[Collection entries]
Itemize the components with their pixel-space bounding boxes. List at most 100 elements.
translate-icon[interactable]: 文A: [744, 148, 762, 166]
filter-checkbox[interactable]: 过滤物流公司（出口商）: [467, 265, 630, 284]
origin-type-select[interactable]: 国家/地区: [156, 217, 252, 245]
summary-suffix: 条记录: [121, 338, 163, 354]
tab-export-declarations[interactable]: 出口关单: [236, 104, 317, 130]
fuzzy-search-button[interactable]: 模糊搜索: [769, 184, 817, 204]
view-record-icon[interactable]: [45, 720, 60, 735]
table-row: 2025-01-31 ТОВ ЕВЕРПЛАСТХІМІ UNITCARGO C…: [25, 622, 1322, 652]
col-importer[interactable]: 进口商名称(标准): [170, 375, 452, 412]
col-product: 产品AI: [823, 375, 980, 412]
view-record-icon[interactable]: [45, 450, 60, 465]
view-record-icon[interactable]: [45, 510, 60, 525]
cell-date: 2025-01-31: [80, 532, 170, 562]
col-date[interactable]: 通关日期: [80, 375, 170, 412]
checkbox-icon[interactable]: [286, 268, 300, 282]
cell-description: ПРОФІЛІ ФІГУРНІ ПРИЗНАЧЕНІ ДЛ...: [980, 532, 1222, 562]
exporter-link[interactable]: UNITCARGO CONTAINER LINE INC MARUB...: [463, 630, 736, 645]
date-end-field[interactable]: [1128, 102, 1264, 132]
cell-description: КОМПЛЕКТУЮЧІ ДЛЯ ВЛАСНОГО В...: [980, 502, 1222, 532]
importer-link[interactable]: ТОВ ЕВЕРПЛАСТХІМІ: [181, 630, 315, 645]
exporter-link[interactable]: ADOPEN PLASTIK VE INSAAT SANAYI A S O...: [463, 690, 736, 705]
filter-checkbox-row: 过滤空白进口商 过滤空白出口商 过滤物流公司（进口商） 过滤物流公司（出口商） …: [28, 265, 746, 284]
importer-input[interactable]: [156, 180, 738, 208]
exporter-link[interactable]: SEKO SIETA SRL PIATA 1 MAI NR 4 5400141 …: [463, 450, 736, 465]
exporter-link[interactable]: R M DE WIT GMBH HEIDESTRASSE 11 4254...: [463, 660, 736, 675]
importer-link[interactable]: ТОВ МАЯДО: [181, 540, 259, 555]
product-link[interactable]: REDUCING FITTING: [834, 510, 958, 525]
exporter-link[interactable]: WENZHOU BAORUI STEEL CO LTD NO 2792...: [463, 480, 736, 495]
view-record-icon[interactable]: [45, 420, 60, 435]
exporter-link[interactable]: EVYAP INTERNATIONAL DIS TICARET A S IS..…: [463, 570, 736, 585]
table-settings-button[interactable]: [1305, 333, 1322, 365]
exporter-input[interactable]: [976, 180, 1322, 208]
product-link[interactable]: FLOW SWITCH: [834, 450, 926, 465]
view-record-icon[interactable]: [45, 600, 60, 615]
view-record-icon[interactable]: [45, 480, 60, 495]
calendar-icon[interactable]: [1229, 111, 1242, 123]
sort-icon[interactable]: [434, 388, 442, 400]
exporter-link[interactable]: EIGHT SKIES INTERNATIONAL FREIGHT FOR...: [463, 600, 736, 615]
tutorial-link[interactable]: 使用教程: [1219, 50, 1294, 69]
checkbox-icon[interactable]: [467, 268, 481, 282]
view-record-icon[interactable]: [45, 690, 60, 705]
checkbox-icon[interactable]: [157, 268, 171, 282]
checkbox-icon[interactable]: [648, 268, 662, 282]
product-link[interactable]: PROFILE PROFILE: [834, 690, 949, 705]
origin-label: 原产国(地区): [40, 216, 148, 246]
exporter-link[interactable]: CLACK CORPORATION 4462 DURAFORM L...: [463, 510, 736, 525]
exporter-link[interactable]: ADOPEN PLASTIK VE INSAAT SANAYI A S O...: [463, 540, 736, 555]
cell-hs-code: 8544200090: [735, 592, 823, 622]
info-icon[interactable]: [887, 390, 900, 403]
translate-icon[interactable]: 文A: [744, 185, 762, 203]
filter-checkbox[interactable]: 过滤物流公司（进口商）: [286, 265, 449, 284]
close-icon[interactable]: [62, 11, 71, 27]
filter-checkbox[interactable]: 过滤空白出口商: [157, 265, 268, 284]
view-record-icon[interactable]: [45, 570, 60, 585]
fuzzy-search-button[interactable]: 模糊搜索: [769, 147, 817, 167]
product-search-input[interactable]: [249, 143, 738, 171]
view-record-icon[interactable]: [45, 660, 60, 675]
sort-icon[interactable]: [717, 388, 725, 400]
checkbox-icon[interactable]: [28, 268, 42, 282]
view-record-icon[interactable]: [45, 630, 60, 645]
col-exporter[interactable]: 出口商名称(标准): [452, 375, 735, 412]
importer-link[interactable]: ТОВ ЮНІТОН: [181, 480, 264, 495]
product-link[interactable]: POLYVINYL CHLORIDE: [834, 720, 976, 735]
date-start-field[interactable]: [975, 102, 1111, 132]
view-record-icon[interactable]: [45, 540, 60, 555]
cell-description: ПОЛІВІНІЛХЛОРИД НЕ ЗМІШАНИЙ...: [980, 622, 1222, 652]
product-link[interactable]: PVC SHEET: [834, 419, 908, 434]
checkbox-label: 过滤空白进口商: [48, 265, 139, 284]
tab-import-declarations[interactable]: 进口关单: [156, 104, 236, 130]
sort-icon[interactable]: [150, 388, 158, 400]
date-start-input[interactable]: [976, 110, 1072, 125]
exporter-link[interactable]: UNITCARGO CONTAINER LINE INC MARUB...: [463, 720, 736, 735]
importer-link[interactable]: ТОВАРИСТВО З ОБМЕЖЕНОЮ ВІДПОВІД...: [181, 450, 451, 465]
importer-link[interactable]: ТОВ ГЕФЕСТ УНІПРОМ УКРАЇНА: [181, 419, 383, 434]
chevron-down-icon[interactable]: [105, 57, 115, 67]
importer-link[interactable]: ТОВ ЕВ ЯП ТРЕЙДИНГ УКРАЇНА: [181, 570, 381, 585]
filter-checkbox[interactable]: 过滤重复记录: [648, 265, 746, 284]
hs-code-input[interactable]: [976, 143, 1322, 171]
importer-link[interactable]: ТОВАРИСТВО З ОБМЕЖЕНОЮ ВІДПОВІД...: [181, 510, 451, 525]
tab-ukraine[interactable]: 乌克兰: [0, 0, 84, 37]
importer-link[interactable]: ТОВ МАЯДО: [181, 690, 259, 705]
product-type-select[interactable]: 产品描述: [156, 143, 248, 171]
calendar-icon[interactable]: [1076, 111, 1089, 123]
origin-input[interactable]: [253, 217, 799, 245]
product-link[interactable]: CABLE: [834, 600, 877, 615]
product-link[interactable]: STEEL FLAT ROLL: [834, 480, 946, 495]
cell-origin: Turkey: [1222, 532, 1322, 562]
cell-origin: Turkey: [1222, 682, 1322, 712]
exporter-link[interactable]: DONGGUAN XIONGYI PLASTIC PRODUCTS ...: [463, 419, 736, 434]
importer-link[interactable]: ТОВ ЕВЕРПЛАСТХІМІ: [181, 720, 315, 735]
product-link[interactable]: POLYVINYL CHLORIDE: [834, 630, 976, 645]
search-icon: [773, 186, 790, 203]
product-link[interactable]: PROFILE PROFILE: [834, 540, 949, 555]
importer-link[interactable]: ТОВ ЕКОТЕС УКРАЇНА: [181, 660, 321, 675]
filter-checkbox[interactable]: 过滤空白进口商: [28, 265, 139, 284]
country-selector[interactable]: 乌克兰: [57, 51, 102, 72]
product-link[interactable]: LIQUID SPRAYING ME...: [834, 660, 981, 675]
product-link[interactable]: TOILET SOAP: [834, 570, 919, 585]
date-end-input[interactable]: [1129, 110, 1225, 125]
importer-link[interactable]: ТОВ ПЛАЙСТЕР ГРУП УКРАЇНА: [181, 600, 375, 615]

--

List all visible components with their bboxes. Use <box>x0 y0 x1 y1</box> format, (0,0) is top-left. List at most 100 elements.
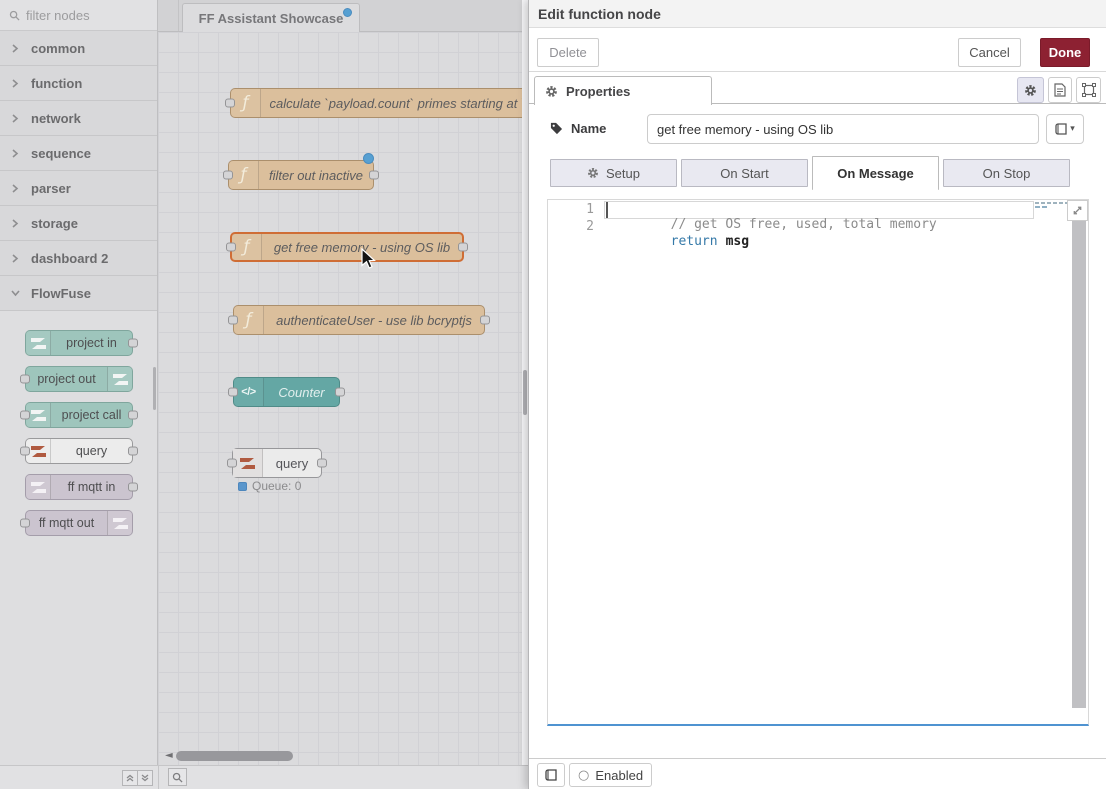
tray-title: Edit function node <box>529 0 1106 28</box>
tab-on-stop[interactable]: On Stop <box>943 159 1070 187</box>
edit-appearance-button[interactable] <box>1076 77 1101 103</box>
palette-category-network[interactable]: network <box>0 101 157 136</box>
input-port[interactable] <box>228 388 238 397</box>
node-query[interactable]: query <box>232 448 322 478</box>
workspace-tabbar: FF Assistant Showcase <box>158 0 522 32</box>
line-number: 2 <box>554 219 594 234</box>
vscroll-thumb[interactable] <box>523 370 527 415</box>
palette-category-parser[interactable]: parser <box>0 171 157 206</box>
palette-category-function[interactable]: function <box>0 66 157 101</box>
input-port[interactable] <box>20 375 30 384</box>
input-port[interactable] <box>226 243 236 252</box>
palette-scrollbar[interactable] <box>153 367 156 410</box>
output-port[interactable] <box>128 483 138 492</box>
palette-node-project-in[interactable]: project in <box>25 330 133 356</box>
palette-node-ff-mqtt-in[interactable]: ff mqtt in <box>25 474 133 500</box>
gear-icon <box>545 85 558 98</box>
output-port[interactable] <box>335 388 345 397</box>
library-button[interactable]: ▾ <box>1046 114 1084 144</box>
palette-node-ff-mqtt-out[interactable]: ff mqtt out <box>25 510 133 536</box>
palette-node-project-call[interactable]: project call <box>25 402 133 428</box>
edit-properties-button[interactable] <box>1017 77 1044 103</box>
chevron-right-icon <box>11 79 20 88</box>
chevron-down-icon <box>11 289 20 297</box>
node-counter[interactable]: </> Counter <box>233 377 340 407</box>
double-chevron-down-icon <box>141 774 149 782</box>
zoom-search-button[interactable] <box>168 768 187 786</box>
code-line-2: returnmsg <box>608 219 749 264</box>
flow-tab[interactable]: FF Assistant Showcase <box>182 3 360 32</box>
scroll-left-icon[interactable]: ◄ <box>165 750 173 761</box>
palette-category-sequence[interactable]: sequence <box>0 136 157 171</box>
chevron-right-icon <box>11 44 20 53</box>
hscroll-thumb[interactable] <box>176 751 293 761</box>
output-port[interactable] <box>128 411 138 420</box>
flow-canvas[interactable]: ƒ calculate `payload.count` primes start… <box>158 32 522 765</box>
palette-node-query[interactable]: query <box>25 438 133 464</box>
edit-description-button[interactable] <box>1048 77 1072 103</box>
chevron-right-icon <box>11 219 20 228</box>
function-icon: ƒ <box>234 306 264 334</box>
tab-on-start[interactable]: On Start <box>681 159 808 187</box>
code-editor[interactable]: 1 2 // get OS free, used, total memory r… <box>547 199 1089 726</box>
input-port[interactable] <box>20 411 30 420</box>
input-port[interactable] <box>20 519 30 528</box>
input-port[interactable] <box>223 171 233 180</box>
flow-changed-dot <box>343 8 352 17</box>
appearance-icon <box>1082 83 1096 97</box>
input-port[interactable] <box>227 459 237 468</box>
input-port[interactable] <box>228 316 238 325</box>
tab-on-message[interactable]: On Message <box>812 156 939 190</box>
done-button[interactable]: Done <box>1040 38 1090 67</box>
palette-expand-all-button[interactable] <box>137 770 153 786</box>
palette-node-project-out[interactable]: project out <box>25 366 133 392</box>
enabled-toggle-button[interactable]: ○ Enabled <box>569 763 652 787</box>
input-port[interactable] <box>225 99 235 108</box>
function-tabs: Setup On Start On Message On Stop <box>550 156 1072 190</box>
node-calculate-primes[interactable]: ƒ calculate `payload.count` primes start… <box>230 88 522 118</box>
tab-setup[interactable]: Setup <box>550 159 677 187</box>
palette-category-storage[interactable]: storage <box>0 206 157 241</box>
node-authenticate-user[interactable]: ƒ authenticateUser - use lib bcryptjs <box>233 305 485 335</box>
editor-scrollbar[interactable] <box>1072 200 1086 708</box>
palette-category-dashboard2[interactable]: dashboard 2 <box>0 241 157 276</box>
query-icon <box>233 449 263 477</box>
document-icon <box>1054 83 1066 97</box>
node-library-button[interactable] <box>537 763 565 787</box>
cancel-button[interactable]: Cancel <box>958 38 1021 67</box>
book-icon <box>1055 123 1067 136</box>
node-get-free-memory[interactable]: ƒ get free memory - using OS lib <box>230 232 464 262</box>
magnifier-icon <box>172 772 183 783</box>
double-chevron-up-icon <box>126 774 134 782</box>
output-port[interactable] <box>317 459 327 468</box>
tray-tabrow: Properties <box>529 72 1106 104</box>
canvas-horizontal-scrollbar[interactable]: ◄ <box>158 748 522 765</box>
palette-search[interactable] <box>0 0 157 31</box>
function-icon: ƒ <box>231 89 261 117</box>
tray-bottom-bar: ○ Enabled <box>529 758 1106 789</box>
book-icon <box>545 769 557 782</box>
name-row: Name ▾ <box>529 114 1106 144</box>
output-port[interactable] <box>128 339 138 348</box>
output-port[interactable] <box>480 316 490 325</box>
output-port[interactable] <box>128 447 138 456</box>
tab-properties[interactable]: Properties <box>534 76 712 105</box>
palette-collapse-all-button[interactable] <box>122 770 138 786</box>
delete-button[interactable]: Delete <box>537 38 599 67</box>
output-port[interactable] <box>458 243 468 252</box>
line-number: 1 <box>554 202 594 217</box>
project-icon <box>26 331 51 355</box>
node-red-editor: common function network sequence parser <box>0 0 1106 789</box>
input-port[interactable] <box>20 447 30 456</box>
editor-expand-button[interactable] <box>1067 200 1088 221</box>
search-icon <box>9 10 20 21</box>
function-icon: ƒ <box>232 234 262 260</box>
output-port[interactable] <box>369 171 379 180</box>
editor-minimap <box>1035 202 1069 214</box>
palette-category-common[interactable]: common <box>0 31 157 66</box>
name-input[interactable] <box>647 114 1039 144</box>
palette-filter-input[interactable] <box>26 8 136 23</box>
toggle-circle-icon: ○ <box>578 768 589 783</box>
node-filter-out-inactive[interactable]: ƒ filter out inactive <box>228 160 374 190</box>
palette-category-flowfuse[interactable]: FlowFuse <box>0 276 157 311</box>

**WHAT IS NEEDED:** Rewrite the lines that start at the one containing "Itemize the components" and stop after the one containing "view-record-icon[interactable]: [45, 510, 60, 525]", swapping "filter-checkbox" for "filter-toggle" and leaving everything else as it is. Give back only those lines.

**OUTPUT FOR THIS EXERCISE:**
Itemize the components with their pixel-space bounding boxes. List at most 100 elements.
translate-icon[interactable]: 文A: [744, 148, 762, 166]
filter-toggle[interactable]: 过滤物流公司（出口商）: [467, 265, 630, 284]
origin-type-select[interactable]: 国家/地区: [156, 217, 252, 245]
summary-suffix: 条记录: [121, 338, 163, 354]
tab-export-declarations[interactable]: 出口关单: [236, 104, 317, 130]
fuzzy-search-button[interactable]: 模糊搜索: [769, 184, 817, 204]
view-record-icon[interactable]: [45, 720, 60, 735]
table-row: 2025-01-31 ТОВ ЕВЕРПЛАСТХІМІ UNITCARGO C…: [25, 622, 1322, 652]
col-importer[interactable]: 进口商名称(标准): [170, 375, 452, 412]
col-product: 产品AI: [823, 375, 980, 412]
view-record-icon[interactable]: [45, 450, 60, 465]
view-record-icon[interactable]: [45, 510, 60, 525]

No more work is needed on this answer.